> **Do this**: Would you transcribe the whole listing exactly, minus its pictures?

** begin Entries shown **

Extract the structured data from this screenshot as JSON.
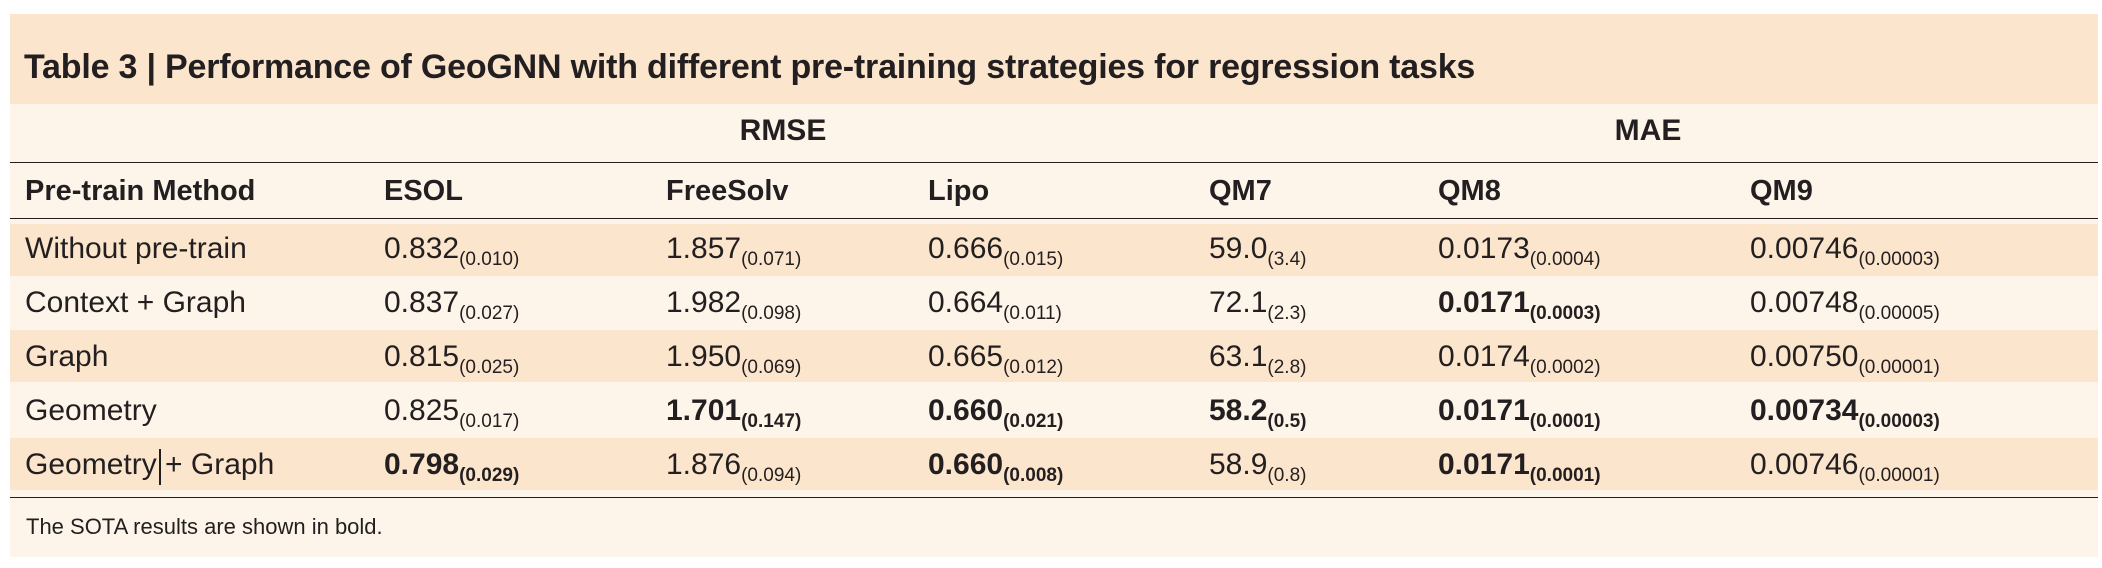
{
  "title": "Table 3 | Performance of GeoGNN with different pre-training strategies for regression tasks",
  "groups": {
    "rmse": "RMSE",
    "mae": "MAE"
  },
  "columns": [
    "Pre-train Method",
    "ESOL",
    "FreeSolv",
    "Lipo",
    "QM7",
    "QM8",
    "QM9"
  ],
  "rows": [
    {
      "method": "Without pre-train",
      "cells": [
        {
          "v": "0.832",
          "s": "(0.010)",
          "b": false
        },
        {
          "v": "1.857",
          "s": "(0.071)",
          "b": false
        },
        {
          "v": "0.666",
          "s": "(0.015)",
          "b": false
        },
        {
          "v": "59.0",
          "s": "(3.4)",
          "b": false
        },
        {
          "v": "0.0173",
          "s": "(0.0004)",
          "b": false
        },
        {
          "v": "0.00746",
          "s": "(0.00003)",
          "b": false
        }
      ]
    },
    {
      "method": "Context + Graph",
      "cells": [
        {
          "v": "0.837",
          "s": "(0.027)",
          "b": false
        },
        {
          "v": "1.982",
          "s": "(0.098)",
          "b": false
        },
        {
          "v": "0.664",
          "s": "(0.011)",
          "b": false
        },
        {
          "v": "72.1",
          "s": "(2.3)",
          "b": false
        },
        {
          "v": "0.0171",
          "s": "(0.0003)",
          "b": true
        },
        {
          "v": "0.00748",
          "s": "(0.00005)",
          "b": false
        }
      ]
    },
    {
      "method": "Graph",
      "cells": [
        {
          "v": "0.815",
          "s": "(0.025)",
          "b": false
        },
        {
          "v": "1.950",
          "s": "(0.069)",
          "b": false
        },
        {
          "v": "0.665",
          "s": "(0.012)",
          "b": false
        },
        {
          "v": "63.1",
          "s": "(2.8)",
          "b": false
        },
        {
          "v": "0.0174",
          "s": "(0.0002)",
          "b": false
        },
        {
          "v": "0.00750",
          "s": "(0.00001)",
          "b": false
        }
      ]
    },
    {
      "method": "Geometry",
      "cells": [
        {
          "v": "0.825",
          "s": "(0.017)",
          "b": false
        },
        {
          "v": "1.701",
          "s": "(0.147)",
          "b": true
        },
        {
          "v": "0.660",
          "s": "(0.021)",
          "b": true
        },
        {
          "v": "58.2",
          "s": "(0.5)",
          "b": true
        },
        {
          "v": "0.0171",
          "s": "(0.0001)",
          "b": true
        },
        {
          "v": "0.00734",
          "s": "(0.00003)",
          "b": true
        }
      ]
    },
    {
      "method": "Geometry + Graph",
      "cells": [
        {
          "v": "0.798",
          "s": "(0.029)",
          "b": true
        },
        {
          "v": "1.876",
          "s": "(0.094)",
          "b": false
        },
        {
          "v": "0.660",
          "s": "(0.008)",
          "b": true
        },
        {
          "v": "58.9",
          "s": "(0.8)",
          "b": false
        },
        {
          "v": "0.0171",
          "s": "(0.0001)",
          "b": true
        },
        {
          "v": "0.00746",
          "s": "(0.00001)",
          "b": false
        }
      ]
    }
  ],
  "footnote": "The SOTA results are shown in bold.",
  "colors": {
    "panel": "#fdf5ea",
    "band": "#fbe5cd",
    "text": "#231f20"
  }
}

** end Entries shown **

> **Correct result**:
Extract the structured data from this screenshot as JSON.
{
  "title": "Table 3 | Performance of GeoGNN with different pre-training strategies for regression tasks",
  "groups": {
    "rmse": "RMSE",
    "mae": "MAE"
  },
  "columns": [
    "Pre-train Method",
    "ESOL",
    "FreeSolv",
    "Lipo",
    "QM7",
    "QM8",
    "QM9"
  ],
  "rows": [
    {
      "method": "Without pre-train",
      "cells": [
        {
          "v": "0.832",
          "s": "(0.010)",
          "b": false
        },
        {
          "v": "1.857",
          "s": "(0.071)",
          "b": false
        },
        {
          "v": "0.666",
          "s": "(0.015)",
          "b": false
        },
        {
          "v": "59.0",
          "s": "(3.4)",
          "b": false
        },
        {
          "v": "0.0173",
          "s": "(0.0004)",
          "b": false
        },
        {
          "v": "0.00746",
          "s": "(0.00003)",
          "b": false
        }
      ]
    },
    {
      "method": "Context + Graph",
      "cells": [
        {
          "v": "0.837",
          "s": "(0.027)",
          "b": false
        },
        {
          "v": "1.982",
          "s": "(0.098)",
          "b": false
        },
        {
          "v": "0.664",
          "s": "(0.011)",
          "b": false
        },
        {
          "v": "72.1",
          "s": "(2.3)",
          "b": false
        },
        {
          "v": "0.0171",
          "s": "(0.0003)",
          "b": true
        },
        {
          "v": "0.00748",
          "s": "(0.00005)",
          "b": false
        }
      ]
    },
    {
      "method": "Graph",
      "cells": [
        {
          "v": "0.815",
          "s": "(0.025)",
          "b": false
        },
        {
          "v": "1.950",
          "s": "(0.069)",
          "b": false
        },
        {
          "v": "0.665",
          "s": "(0.012)",
          "b": false
        },
        {
          "v": "63.1",
          "s": "(2.8)",
          "b": false
        },
        {
          "v": "0.0174",
          "s": "(0.0002)",
          "b": false
        },
        {
          "v": "0.00750",
          "s": "(0.00001)",
          "b": false
        }
      ]
    },
    {
      "method": "Geometry",
      "cells": [
        {
          "v": "0.825",
          "s": "(0.017)",
          "b": false
        },
        {
          "v": "1.701",
          "s": "(0.147)",
          "b": true
        },
        {
          "v": "0.660",
          "s": "(0.021)",
          "b": true
        },
        {
          "v": "58.2",
          "s": "(0.5)",
          "b": true
        },
        {
          "v": "0.0171",
          "s": "(0.0001)",
          "b": true
        },
        {
          "v": "0.00734",
          "s": "(0.00003)",
          "b": true
        }
      ]
    },
    {
      "method": "Geometry + Graph",
      "cells": [
        {
          "v": "0.798",
          "s": "(0.029)",
          "b": true
        },
        {
          "v": "1.876",
          "s": "(0.094)",
          "b": false
        },
        {
          "v": "0.660",
          "s": "(0.008)",
          "b": true
        },
        {
          "v": "58.9",
          "s": "(0.8)",
          "b": false
        },
        {
          "v": "0.0171",
          "s": "(0.0001)",
          "b": true
        },
        {
          "v": "0.00746",
          "s": "(0.00001)",
          "b": false
        }
      ]
    }
  ],
  "footnote": "The SOTA results are shown in bold.",
  "colors": {
    "panel": "#fdf5ea",
    "band": "#fbe5cd",
    "text": "#231f20"
  }
}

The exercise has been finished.